■ DIRECTIVE: Skip the pictures. Reproduce all other material exactly.

■ AVAILABLE RECORDS:
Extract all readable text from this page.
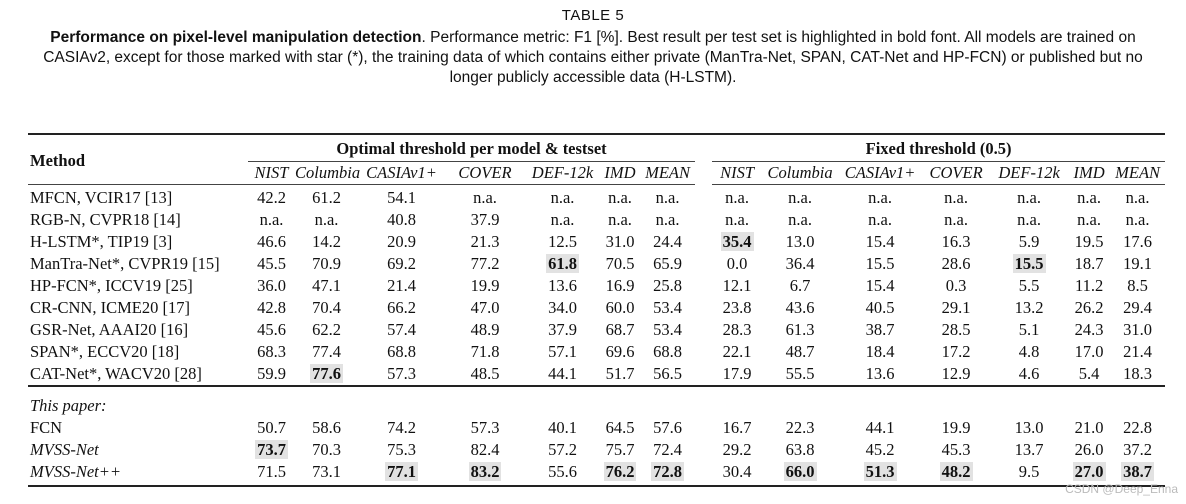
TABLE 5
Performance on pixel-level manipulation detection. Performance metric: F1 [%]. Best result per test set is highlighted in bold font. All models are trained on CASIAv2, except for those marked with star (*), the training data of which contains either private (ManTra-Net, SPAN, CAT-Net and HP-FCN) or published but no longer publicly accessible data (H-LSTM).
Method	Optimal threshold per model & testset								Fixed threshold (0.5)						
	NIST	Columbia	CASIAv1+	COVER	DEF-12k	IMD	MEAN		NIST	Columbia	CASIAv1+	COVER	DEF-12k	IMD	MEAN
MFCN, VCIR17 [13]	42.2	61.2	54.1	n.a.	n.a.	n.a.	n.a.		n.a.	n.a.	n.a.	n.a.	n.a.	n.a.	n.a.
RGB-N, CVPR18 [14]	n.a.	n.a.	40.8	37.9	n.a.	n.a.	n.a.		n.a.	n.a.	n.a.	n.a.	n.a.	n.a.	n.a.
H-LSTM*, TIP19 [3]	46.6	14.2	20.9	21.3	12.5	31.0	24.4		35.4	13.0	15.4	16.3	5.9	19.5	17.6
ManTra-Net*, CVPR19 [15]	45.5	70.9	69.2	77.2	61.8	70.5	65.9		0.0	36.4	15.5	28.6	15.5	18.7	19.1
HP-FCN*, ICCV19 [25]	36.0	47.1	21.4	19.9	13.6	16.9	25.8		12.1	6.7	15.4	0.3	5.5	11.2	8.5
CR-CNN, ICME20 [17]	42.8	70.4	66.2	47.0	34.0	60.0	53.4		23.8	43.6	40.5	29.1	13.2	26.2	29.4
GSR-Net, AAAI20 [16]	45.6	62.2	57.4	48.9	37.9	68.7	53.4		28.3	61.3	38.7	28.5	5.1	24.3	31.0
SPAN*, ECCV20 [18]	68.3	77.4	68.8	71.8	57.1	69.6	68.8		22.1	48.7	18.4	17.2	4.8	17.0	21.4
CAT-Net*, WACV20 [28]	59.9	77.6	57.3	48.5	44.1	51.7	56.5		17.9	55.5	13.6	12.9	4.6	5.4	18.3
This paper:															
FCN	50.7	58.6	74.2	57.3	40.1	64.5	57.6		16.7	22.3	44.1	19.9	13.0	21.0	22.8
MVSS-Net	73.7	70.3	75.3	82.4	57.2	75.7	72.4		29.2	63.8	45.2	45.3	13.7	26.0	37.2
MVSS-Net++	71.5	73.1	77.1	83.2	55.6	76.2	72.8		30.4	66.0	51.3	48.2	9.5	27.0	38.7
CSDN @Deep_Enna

■ PROBLEM SOLUTION:
Extract all readable text from this page.
TABLE 5
Performance on pixel-level manipulation detection. Performance metric: F1 [%]. Best result per test set is highlighted in bold font. All models are trained on CASIAv2, except for those marked with star (*), the training data of which contains either private (ManTra-Net, SPAN, CAT-Net and HP-FCN) or published but no longer publicly accessible data (H-LSTM).
Method	Optimal threshold per model & testset								Fixed threshold (0.5)						
	NIST	Columbia	CASIAv1+	COVER	DEF-12k	IMD	MEAN		NIST	Columbia	CASIAv1+	COVER	DEF-12k	IMD	MEAN
MFCN, VCIR17 [13]	42.2	61.2	54.1	n.a.	n.a.	n.a.	n.a.		n.a.	n.a.	n.a.	n.a.	n.a.	n.a.	n.a.
RGB-N, CVPR18 [14]	n.a.	n.a.	40.8	37.9	n.a.	n.a.	n.a.		n.a.	n.a.	n.a.	n.a.	n.a.	n.a.	n.a.
H-LSTM*, TIP19 [3]	46.6	14.2	20.9	21.3	12.5	31.0	24.4		35.4	13.0	15.4	16.3	5.9	19.5	17.6
ManTra-Net*, CVPR19 [15]	45.5	70.9	69.2	77.2	61.8	70.5	65.9		0.0	36.4	15.5	28.6	15.5	18.7	19.1
HP-FCN*, ICCV19 [25]	36.0	47.1	21.4	19.9	13.6	16.9	25.8		12.1	6.7	15.4	0.3	5.5	11.2	8.5
CR-CNN, ICME20 [17]	42.8	70.4	66.2	47.0	34.0	60.0	53.4		23.8	43.6	40.5	29.1	13.2	26.2	29.4
GSR-Net, AAAI20 [16]	45.6	62.2	57.4	48.9	37.9	68.7	53.4		28.3	61.3	38.7	28.5	5.1	24.3	31.0
SPAN*, ECCV20 [18]	68.3	77.4	68.8	71.8	57.1	69.6	68.8		22.1	48.7	18.4	17.2	4.8	17.0	21.4
CAT-Net*, WACV20 [28]	59.9	77.6	57.3	48.5	44.1	51.7	56.5		17.9	55.5	13.6	12.9	4.6	5.4	18.3
This paper:															
FCN	50.7	58.6	74.2	57.3	40.1	64.5	57.6		16.7	22.3	44.1	19.9	13.0	21.0	22.8
MVSS-Net	73.7	70.3	75.3	82.4	57.2	75.7	72.4		29.2	63.8	45.2	45.3	13.7	26.0	37.2
MVSS-Net++	71.5	73.1	77.1	83.2	55.6	76.2	72.8		30.4	66.0	51.3	48.2	9.5	27.0	38.7
CSDN @Deep_Enna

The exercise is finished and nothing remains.